*Exercise*.
Look over the entries that follow and work out how many lines contain "market". State the number only.

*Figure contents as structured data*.

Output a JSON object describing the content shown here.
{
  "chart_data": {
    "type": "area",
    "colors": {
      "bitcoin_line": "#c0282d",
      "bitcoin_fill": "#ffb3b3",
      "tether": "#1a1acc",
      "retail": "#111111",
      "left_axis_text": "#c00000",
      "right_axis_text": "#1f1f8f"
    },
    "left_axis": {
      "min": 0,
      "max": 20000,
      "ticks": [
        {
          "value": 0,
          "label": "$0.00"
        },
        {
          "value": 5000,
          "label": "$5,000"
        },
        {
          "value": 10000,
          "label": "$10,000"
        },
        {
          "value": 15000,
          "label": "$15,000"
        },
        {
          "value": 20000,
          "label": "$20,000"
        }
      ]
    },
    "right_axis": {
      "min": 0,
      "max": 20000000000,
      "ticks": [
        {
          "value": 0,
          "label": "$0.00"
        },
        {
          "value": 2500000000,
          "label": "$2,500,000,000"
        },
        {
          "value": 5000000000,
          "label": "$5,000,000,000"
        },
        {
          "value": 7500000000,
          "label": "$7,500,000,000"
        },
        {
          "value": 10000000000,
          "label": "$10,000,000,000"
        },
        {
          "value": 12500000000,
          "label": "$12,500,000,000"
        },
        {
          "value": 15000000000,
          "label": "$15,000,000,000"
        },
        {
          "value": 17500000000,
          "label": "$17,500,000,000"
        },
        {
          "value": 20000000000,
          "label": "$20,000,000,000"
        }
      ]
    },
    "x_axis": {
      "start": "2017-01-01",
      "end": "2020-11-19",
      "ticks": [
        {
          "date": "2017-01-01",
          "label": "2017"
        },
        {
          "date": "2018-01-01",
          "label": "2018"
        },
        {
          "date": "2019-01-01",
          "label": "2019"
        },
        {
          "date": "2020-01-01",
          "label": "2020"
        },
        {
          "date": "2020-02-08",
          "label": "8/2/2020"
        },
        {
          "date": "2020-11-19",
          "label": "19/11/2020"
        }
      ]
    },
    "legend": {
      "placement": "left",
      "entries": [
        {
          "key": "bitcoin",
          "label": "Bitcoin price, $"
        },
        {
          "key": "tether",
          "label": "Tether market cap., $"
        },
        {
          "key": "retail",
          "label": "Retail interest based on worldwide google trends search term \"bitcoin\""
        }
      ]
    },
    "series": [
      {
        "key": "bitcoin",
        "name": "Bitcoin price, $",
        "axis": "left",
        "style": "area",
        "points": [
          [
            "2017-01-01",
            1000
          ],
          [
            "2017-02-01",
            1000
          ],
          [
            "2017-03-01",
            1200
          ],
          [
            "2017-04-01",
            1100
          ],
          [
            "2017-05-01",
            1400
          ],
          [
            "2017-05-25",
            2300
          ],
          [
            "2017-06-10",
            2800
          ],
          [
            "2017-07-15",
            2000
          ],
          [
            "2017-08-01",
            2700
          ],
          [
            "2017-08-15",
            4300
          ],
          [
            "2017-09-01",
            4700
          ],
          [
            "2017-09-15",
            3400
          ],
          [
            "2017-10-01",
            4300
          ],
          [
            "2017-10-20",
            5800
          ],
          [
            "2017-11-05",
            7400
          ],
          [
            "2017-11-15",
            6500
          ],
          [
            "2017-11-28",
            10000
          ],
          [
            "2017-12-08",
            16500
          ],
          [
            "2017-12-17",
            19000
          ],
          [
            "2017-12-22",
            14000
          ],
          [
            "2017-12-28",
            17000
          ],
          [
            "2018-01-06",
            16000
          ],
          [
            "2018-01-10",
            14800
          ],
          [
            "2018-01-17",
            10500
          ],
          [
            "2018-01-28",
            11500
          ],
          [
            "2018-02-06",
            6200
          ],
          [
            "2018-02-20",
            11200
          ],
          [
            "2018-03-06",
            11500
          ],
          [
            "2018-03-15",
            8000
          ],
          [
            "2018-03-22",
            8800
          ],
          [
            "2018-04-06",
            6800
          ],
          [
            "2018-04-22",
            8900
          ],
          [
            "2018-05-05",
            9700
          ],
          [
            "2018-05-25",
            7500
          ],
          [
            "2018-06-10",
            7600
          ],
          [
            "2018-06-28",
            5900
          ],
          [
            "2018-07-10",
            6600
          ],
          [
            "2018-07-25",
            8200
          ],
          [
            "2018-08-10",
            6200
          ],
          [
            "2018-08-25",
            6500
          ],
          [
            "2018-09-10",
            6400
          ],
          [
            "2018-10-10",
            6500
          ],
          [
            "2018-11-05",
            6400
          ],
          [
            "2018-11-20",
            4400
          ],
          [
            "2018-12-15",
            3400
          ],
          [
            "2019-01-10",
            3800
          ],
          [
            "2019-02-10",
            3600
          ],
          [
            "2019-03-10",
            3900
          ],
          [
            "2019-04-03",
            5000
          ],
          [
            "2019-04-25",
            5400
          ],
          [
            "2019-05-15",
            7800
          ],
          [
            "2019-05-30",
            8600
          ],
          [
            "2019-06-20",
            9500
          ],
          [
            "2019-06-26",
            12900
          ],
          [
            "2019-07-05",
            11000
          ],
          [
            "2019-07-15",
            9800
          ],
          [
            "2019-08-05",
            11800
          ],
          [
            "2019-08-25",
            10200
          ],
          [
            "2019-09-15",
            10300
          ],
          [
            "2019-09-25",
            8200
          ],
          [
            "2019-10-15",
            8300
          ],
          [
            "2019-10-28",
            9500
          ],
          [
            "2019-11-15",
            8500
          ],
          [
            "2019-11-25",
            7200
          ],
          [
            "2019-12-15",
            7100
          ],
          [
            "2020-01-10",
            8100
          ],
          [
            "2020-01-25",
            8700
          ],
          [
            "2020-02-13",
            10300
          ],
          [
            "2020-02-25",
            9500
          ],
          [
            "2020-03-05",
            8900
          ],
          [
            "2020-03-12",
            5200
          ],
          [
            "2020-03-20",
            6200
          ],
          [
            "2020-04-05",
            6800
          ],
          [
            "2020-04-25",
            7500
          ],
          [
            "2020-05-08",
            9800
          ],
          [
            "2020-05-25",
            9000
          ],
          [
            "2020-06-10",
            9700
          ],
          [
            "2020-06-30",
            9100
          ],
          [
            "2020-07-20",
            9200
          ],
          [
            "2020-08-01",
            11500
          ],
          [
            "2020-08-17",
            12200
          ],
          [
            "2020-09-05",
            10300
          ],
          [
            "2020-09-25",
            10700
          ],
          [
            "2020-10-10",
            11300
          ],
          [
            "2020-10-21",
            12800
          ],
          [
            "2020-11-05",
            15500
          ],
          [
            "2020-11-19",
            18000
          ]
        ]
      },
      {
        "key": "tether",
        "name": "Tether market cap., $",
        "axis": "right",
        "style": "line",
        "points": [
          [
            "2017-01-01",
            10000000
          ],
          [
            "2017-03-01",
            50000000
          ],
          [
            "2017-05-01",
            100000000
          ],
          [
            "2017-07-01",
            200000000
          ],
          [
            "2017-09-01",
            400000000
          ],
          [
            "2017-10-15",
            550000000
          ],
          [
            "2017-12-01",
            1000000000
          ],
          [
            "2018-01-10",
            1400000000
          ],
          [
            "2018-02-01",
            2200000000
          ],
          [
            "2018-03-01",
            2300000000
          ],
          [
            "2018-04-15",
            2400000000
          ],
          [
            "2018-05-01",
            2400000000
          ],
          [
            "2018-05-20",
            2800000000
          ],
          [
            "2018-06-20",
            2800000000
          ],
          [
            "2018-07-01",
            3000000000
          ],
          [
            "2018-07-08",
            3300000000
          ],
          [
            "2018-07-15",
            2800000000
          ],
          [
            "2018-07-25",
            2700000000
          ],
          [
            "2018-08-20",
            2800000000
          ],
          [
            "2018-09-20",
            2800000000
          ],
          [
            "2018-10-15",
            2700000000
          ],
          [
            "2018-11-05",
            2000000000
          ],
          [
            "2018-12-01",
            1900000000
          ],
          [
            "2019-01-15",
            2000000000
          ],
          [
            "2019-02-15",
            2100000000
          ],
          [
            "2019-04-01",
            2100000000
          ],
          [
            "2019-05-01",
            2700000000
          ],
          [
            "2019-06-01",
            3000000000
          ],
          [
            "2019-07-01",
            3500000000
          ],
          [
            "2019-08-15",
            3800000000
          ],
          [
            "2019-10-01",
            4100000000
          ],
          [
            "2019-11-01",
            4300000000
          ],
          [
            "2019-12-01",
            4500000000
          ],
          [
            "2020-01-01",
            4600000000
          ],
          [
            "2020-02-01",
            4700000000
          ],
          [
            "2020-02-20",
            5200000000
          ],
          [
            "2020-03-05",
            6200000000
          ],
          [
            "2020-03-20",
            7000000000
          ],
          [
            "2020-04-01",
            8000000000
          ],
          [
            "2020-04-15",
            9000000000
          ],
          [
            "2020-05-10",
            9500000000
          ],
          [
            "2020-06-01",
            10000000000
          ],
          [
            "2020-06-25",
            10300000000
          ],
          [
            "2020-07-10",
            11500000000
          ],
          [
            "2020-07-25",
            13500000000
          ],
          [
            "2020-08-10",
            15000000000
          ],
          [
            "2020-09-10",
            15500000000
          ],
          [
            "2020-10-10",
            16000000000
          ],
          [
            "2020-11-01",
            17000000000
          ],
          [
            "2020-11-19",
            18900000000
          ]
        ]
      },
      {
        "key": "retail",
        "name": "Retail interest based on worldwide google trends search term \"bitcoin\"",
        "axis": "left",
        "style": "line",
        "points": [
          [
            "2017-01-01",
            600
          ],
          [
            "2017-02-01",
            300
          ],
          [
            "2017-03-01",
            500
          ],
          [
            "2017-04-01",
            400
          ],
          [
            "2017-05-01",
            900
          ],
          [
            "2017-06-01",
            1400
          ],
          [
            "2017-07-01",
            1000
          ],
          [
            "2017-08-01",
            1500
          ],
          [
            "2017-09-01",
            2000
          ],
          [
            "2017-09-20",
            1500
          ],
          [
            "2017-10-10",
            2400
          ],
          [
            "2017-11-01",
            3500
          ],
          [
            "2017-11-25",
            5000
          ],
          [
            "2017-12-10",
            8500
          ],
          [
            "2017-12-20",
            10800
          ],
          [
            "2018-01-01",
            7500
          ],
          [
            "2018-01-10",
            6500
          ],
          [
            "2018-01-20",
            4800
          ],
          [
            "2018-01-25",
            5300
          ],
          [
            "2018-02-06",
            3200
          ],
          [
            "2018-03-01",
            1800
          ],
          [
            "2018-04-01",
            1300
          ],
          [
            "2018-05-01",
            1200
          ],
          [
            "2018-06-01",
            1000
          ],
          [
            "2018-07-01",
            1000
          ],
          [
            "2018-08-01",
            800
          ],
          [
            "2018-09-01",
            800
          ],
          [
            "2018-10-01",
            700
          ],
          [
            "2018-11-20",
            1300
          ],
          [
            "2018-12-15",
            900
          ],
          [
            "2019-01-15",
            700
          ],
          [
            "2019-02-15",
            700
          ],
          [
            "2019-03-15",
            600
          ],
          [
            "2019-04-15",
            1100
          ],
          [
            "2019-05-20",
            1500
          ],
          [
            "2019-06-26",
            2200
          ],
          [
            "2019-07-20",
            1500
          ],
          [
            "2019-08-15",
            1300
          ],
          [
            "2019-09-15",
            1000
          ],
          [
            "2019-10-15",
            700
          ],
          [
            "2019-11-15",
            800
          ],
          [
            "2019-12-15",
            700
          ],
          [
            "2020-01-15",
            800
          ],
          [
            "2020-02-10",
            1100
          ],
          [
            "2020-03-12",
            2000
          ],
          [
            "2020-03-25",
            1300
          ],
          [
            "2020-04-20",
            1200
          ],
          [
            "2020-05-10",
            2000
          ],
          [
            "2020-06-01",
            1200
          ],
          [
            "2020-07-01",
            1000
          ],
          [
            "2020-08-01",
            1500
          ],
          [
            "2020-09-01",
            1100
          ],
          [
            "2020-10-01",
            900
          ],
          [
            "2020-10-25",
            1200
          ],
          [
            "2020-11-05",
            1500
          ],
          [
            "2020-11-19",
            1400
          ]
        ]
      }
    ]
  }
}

*Task answer*.
2